Below is a block of records; repeat all of them exactly.
....................
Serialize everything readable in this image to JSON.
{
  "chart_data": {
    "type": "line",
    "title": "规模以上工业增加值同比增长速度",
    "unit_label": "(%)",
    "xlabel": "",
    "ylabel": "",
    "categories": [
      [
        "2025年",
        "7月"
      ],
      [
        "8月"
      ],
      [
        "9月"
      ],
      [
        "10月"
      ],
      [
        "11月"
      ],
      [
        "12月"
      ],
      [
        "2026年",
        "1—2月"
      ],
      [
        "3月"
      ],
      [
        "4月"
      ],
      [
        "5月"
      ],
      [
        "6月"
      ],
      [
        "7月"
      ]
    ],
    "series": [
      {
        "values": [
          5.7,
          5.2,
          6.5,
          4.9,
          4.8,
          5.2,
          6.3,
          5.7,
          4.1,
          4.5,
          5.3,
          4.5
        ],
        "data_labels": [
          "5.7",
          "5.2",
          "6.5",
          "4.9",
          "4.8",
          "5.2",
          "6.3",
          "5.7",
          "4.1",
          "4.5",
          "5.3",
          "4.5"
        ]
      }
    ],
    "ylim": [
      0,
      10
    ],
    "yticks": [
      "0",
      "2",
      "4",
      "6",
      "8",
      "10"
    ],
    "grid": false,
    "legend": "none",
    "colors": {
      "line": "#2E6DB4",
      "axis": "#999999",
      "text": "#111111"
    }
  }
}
....................
# RESULT OF THIS TASK:
Serialize everything readable in this image to JSON.
{
  "chart_data": {
    "type": "line",
    "title": "规模以上工业增加值同比增长速度",
    "unit_label": "(%)",
    "xlabel": "",
    "ylabel": "",
    "categories": [
      [
        "2025年",
        "7月"
      ],
      [
        "8月"
      ],
      [
        "9月"
      ],
      [
        "10月"
      ],
      [
        "11月"
      ],
      [
        "12月"
      ],
      [
        "2026年",
        "1—2月"
      ],
      [
        "3月"
      ],
      [
        "4月"
      ],
      [
        "5月"
      ],
      [
        "6月"
      ],
      [
        "7月"
      ]
    ],
    "series": [
      {
        "values": [
          5.7,
          5.2,
          6.5,
          4.9,
          4.8,
          5.2,
          6.3,
          5.7,
          4.1,
          4.5,
          5.3,
          4.5
        ],
        "data_labels": [
          "5.7",
          "5.2",
          "6.5",
          "4.9",
          "4.8",
          "5.2",
          "6.3",
          "5.7",
          "4.1",
          "4.5",
          "5.3",
          "4.5"
        ]
      }
    ],
    "ylim": [
      0,
      10
    ],
    "yticks": [
      "0",
      "2",
      "4",
      "6",
      "8",
      "10"
    ],
    "grid": false,
    "legend": "none",
    "colors": {
      "line": "#2E6DB4",
      "axis": "#999999",
      "text": "#111111"
    }
  }
}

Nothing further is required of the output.